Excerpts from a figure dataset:
━━━━━━━━━━

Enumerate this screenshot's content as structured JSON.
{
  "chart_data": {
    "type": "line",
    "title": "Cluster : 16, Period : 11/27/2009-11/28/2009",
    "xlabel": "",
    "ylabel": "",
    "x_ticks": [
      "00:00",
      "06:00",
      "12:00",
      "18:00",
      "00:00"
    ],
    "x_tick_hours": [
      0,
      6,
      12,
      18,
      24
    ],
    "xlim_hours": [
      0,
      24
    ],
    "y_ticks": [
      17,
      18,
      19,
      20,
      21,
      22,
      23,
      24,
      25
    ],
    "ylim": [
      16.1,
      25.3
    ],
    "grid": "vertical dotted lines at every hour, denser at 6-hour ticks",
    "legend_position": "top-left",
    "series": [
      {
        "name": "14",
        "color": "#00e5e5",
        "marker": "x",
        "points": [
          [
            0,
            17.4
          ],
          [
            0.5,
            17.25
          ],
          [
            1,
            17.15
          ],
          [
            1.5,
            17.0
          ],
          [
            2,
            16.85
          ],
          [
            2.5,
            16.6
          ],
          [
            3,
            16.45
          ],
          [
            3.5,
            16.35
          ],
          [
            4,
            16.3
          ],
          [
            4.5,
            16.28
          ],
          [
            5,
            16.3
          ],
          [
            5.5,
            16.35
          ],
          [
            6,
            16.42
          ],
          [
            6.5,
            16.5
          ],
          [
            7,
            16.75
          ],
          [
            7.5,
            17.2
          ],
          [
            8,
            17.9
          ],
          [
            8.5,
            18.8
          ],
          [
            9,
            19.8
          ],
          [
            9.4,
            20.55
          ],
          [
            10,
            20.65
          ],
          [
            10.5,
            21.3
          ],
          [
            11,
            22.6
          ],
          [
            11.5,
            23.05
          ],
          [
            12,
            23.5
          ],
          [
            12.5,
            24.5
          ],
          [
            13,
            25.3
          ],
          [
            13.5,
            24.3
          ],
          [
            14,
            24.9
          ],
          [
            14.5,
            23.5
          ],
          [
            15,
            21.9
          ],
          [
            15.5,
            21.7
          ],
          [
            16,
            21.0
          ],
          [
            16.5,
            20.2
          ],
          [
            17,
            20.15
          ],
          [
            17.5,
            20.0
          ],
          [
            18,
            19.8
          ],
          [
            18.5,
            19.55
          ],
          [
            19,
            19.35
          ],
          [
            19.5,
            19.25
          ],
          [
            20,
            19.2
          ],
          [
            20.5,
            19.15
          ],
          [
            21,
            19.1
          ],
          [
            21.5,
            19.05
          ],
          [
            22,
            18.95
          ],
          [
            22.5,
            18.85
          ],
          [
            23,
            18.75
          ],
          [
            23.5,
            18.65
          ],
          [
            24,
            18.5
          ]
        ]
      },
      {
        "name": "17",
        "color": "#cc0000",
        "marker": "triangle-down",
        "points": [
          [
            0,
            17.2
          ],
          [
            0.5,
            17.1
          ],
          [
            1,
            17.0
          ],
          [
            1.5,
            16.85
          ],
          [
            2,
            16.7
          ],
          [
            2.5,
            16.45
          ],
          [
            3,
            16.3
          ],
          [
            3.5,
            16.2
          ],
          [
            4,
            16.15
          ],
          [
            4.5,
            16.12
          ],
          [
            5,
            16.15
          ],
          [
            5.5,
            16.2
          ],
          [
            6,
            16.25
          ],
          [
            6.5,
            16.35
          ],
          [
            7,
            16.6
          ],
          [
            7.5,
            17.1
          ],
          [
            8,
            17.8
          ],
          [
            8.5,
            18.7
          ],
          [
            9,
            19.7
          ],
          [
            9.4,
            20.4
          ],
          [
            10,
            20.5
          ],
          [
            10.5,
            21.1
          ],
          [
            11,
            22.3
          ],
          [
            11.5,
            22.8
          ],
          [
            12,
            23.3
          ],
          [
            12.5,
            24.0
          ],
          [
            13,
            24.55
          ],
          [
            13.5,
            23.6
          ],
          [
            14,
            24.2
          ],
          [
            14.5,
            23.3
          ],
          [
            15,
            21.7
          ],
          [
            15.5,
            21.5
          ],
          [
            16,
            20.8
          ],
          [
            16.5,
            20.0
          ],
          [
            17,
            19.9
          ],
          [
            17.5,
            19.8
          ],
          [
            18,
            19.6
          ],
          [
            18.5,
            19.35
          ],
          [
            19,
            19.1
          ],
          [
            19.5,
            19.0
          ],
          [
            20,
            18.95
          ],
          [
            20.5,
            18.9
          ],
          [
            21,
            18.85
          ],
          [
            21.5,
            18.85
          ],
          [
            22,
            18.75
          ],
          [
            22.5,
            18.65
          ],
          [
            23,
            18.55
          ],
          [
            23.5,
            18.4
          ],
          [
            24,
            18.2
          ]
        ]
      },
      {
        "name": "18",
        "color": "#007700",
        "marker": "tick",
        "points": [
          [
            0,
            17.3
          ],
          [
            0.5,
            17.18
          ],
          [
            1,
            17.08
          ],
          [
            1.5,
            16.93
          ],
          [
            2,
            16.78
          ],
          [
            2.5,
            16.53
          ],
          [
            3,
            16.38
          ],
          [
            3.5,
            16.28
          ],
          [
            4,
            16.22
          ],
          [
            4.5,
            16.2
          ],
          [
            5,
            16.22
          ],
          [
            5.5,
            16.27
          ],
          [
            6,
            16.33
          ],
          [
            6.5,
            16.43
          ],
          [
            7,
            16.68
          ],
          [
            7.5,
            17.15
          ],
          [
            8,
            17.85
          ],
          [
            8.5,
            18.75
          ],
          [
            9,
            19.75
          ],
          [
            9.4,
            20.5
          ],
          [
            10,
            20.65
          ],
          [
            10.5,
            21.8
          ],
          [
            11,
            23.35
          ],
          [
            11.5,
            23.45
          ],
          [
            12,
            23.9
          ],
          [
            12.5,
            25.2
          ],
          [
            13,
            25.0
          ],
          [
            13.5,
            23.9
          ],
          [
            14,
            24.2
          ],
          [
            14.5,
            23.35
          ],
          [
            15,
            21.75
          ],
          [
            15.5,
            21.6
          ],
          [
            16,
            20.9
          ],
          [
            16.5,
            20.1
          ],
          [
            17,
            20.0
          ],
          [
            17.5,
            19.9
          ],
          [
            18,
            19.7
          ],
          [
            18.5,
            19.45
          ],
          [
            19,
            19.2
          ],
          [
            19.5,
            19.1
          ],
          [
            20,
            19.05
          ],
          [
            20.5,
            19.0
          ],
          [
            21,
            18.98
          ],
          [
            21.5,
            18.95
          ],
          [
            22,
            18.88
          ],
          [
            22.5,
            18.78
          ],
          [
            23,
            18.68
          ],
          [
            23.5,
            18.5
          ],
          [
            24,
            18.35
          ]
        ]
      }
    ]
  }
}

━━━━━━━━━━

• [Exercise]:
Copy down the whole of the data above, matching it exactly.

• [Exercise result]:
Enumerate this screenshot's content as structured JSON.
{
  "chart_data": {
    "type": "line",
    "title": "Cluster : 16, Period : 11/27/2009-11/28/2009",
    "xlabel": "",
    "ylabel": "",
    "x_ticks": [
      "00:00",
      "06:00",
      "12:00",
      "18:00",
      "00:00"
    ],
    "x_tick_hours": [
      0,
      6,
      12,
      18,
      24
    ],
    "xlim_hours": [
      0,
      24
    ],
    "y_ticks": [
      17,
      18,
      19,
      20,
      21,
      22,
      23,
      24,
      25
    ],
    "ylim": [
      16.1,
      25.3
    ],
    "grid": "vertical dotted lines at every hour, denser at 6-hour ticks",
    "legend_position": "top-left",
    "series": [
      {
        "name": "14",
        "color": "#00e5e5",
        "marker": "x",
        "points": [
          [
            0,
            17.4
          ],
          [
            0.5,
            17.25
          ],
          [
            1,
            17.15
          ],
          [
            1.5,
            17.0
          ],
          [
            2,
            16.85
          ],
          [
            2.5,
            16.6
          ],
          [
            3,
            16.45
          ],
          [
            3.5,
            16.35
          ],
          [
            4,
            16.3
          ],
          [
            4.5,
            16.28
          ],
          [
            5,
            16.3
          ],
          [
            5.5,
            16.35
          ],
          [
            6,
            16.42
          ],
          [
            6.5,
            16.5
          ],
          [
            7,
            16.75
          ],
          [
            7.5,
            17.2
          ],
          [
            8,
            17.9
          ],
          [
            8.5,
            18.8
          ],
          [
            9,
            19.8
          ],
          [
            9.4,
            20.55
          ],
          [
            10,
            20.65
          ],
          [
            10.5,
            21.3
          ],
          [
            11,
            22.6
          ],
          [
            11.5,
            23.05
          ],
          [
            12,
            23.5
          ],
          [
            12.5,
            24.5
          ],
          [
            13,
            25.3
          ],
          [
            13.5,
            24.3
          ],
          [
            14,
            24.9
          ],
          [
            14.5,
            23.5
          ],
          [
            15,
            21.9
          ],
          [
            15.5,
            21.7
          ],
          [
            16,
            21.0
          ],
          [
            16.5,
            20.2
          ],
          [
            17,
            20.15
          ],
          [
            17.5,
            20.0
          ],
          [
            18,
            19.8
          ],
          [
            18.5,
            19.55
          ],
          [
            19,
            19.35
          ],
          [
            19.5,
            19.25
          ],
          [
            20,
            19.2
          ],
          [
            20.5,
            19.15
          ],
          [
            21,
            19.1
          ],
          [
            21.5,
            19.05
          ],
          [
            22,
            18.95
          ],
          [
            22.5,
            18.85
          ],
          [
            23,
            18.75
          ],
          [
            23.5,
            18.65
          ],
          [
            24,
            18.5
          ]
        ]
      },
      {
        "name": "17",
        "color": "#cc0000",
        "marker": "triangle-down",
        "points": [
          [
            0,
            17.2
          ],
          [
            0.5,
            17.1
          ],
          [
            1,
            17.0
          ],
          [
            1.5,
            16.85
          ],
          [
            2,
            16.7
          ],
          [
            2.5,
            16.45
          ],
          [
            3,
            16.3
          ],
          [
            3.5,
            16.2
          ],
          [
            4,
            16.15
          ],
          [
            4.5,
            16.12
          ],
          [
            5,
            16.15
          ],
          [
            5.5,
            16.2
          ],
          [
            6,
            16.25
          ],
          [
            6.5,
            16.35
          ],
          [
            7,
            16.6
          ],
          [
            7.5,
            17.1
          ],
          [
            8,
            17.8
          ],
          [
            8.5,
            18.7
          ],
          [
            9,
            19.7
          ],
          [
            9.4,
            20.4
          ],
          [
            10,
            20.5
          ],
          [
            10.5,
            21.1
          ],
          [
            11,
            22.3
          ],
          [
            11.5,
            22.8
          ],
          [
            12,
            23.3
          ],
          [
            12.5,
            24.0
          ],
          [
            13,
            24.55
          ],
          [
            13.5,
            23.6
          ],
          [
            14,
            24.2
          ],
          [
            14.5,
            23.3
          ],
          [
            15,
            21.7
          ],
          [
            15.5,
            21.5
          ],
          [
            16,
            20.8
          ],
          [
            16.5,
            20.0
          ],
          [
            17,
            19.9
          ],
          [
            17.5,
            19.8
          ],
          [
            18,
            19.6
          ],
          [
            18.5,
            19.35
          ],
          [
            19,
            19.1
          ],
          [
            19.5,
            19.0
          ],
          [
            20,
            18.95
          ],
          [
            20.5,
            18.9
          ],
          [
            21,
            18.85
          ],
          [
            21.5,
            18.85
          ],
          [
            22,
            18.75
          ],
          [
            22.5,
            18.65
          ],
          [
            23,
            18.55
          ],
          [
            23.5,
            18.4
          ],
          [
            24,
            18.2
          ]
        ]
      },
      {
        "name": "18",
        "color": "#007700",
        "marker": "tick",
        "points": [
          [
            0,
            17.3
          ],
          [
            0.5,
            17.18
          ],
          [
            1,
            17.08
          ],
          [
            1.5,
            16.93
          ],
          [
            2,
            16.78
          ],
          [
            2.5,
            16.53
          ],
          [
            3,
            16.38
          ],
          [
            3.5,
            16.28
          ],
          [
            4,
            16.22
          ],
          [
            4.5,
            16.2
          ],
          [
            5,
            16.22
          ],
          [
            5.5,
            16.27
          ],
          [
            6,
            16.33
          ],
          [
            6.5,
            16.43
          ],
          [
            7,
            16.68
          ],
          [
            7.5,
            17.15
          ],
          [
            8,
            17.85
          ],
          [
            8.5,
            18.75
          ],
          [
            9,
            19.75
          ],
          [
            9.4,
            20.5
          ],
          [
            10,
            20.65
          ],
          [
            10.5,
            21.8
          ],
          [
            11,
            23.35
          ],
          [
            11.5,
            23.45
          ],
          [
            12,
            23.9
          ],
          [
            12.5,
            25.2
          ],
          [
            13,
            25.0
          ],
          [
            13.5,
            23.9
          ],
          [
            14,
            24.2
          ],
          [
            14.5,
            23.35
          ],
          [
            15,
            21.75
          ],
          [
            15.5,
            21.6
          ],
          [
            16,
            20.9
          ],
          [
            16.5,
            20.1
          ],
          [
            17,
            20.0
          ],
          [
            17.5,
            19.9
          ],
          [
            18,
            19.7
          ],
          [
            18.5,
            19.45
          ],
          [
            19,
            19.2
          ],
          [
            19.5,
            19.1
          ],
          [
            20,
            19.05
          ],
          [
            20.5,
            19.0
          ],
          [
            21,
            18.98
          ],
          [
            21.5,
            18.95
          ],
          [
            22,
            18.88
          ],
          [
            22.5,
            18.78
          ],
          [
            23,
            18.68
          ],
          [
            23.5,
            18.5
          ],
          [
            24,
            18.35
          ]
        ]
      }
    ]
  }
}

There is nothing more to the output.